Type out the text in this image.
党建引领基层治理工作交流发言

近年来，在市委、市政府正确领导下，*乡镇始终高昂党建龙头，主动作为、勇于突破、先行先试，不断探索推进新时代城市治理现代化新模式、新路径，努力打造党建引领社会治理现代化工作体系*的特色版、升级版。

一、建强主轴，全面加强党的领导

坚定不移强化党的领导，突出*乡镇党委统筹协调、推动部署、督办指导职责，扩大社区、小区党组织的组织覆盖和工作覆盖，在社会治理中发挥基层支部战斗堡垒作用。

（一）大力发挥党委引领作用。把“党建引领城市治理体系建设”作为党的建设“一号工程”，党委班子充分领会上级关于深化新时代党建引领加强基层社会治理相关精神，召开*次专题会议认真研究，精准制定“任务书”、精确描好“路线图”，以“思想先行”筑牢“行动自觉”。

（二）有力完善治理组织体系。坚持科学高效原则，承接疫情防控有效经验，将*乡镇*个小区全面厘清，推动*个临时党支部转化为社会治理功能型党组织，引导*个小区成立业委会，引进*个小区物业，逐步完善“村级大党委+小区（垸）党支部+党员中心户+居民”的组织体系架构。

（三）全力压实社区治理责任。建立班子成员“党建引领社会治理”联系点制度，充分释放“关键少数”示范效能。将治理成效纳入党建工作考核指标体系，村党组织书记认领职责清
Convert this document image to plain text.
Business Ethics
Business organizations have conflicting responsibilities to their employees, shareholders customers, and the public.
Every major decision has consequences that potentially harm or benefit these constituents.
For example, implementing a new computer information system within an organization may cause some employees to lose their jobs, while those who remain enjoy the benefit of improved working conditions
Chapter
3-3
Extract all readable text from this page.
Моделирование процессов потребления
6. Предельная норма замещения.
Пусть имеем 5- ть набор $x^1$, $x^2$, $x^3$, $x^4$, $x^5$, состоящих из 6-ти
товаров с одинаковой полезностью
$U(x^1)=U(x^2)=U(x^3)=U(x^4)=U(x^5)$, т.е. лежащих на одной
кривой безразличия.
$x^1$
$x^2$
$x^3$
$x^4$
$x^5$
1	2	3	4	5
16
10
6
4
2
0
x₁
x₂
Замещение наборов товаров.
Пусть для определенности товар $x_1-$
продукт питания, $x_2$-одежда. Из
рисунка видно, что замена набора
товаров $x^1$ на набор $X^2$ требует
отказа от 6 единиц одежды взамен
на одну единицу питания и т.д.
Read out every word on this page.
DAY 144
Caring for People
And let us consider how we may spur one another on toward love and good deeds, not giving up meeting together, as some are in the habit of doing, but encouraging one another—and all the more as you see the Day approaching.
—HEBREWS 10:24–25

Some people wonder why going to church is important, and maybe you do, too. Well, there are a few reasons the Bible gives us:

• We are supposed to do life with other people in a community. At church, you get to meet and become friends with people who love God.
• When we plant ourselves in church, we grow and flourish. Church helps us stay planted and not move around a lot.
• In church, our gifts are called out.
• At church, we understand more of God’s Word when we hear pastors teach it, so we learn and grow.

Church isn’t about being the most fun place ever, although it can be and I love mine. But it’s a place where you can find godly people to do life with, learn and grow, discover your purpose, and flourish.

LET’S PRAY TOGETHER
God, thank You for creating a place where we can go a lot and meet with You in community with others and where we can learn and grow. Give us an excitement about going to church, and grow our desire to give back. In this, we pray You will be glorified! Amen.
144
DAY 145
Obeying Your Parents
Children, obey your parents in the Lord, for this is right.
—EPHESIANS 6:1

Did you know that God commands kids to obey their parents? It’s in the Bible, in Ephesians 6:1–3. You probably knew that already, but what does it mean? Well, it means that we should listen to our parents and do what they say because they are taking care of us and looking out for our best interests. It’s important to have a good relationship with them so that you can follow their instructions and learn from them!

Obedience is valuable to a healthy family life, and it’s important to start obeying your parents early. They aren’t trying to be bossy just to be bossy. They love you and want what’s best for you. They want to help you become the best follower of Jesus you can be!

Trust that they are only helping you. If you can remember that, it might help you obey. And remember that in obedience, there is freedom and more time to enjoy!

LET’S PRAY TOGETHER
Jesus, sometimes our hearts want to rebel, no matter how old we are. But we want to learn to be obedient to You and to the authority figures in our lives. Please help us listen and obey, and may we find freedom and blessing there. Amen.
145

-*-*-

WORK TO DO :: Your task is to quote all of the data word for word.

FINISHED EXERCISE ::
Type out the text in this image.
党建引领基层治理工作交流发言

近年来，在市委、市政府正确领导下，*乡镇始终高昂党建龙头，主动作为、勇于突破、先行先试，不断探索推进新时代城市治理现代化新模式、新路径，努力打造党建引领社会治理现代化工作体系*的特色版、升级版。

一、建强主轴，全面加强党的领导

坚定不移强化党的领导，突出*乡镇党委统筹协调、推动部署、督办指导职责，扩大社区、小区党组织的组织覆盖和工作覆盖，在社会治理中发挥基层支部战斗堡垒作用。

（一）大力发挥党委引领作用。把“党建引领城市治理体系建设”作为党的建设“一号工程”，党委班子充分领会上级关于深化新时代党建引领加强基层社会治理相关精神，召开*次专题会议认真研究，精准制定“任务书”、精确描好“路线图”，以“思想先行”筑牢“行动自觉”。

（二）有力完善治理组织体系。坚持科学高效原则，承接疫情防控有效经验，将*乡镇*个小区全面厘清，推动*个临时党支部转化为社会治理功能型党组织，引导*个小区成立业委会，引进*个小区物业，逐步完善“村级大党委+小区（垸）党支部+党员中心户+居民”的组织体系架构。

（三）全力压实社区治理责任。建立班子成员“党建引领社会治理”联系点制度，充分释放“关键少数”示范效能。将治理成效纳入党建工作考核指标体系，村党组织书记认领职责清
Convert this document image to plain text.
Business Ethics
Business organizations have conflicting responsibilities to their employees, shareholders customers, and the public.
Every major decision has consequences that potentially harm or benefit these constituents.
For example, implementing a new computer information system within an organization may cause some employees to lose their jobs, while those who remain enjoy the benefit of improved working conditions
Chapter
3-3
Extract all readable text from this page.
Моделирование процессов потребления
6. Предельная норма замещения.
Пусть имеем 5- ть набор $x^1$, $x^2$, $x^3$, $x^4$, $x^5$, состоящих из 6-ти
товаров с одинаковой полезностью
$U(x^1)=U(x^2)=U(x^3)=U(x^4)=U(x^5)$, т.е. лежащих на одной
кривой безразличия.
$x^1$
$x^2$
$x^3$
$x^4$
$x^5$
1	2	3	4	5
16
10
6
4
2
0
x₁
x₂
Замещение наборов товаров.
Пусть для определенности товар $x_1-$
продукт питания, $x_2$-одежда. Из
рисунка видно, что замена набора
товаров $x^1$ на набор $X^2$ требует
отказа от 6 единиц одежды взамен
на одну единицу питания и т.д.
Read out every word on this page.
DAY 144
Caring for People
And let us consider how we may spur one another on toward love and good deeds, not giving up meeting together, as some are in the habit of doing, but encouraging one another—and all the more as you see the Day approaching.
—HEBREWS 10:24–25

Some people wonder why going to church is important, and maybe you do, too. Well, there are a few reasons the Bible gives us:

• We are supposed to do life with other people in a community. At church, you get to meet and become friends with people who love God.
• When we plant ourselves in church, we grow and flourish. Church helps us stay planted and not move around a lot.
• In church, our gifts are called out.
• At church, we understand more of God’s Word when we hear pastors teach it, so we learn and grow.

Church isn’t about being the most fun place ever, although it can be and I love mine. But it’s a place where you can find godly people to do life with, learn and grow, discover your purpose, and flourish.

LET’S PRAY TOGETHER
God, thank You for creating a place where we can go a lot and meet with You in community with others and where we can learn and grow. Give us an excitement about going to church, and grow our desire to give back. In this, we pray You will be glorified! Amen.
144
DAY 145
Obeying Your Parents
Children, obey your parents in the Lord, for this is right.
—EPHESIANS 6:1

Did you know that God commands kids to obey their parents? It’s in the Bible, in Ephesians 6:1–3. You probably knew that already, but what does it mean? Well, it means that we should listen to our parents and do what they say because they are taking care of us and looking out for our best interests. It’s important to have a good relationship with them so that you can follow their instructions and learn from them!

Obedience is valuable to a healthy family life, and it’s important to start obeying your parents early. They aren’t trying to be bossy just to be bossy. They love you and want what’s best for you. They want to help you become the best follower of Jesus you can be!

Trust that they are only helping you. If you can remember that, it might help you obey. And remember that in obedience, there is freedom and more time to enjoy!

LET’S PRAY TOGETHER
Jesus, sometimes our hearts want to rebel, no matter how old we are. But we want to learn to be obedient to You and to the authority figures in our lives. Please help us listen and obey, and may we find freedom and blessing there. Amen.
145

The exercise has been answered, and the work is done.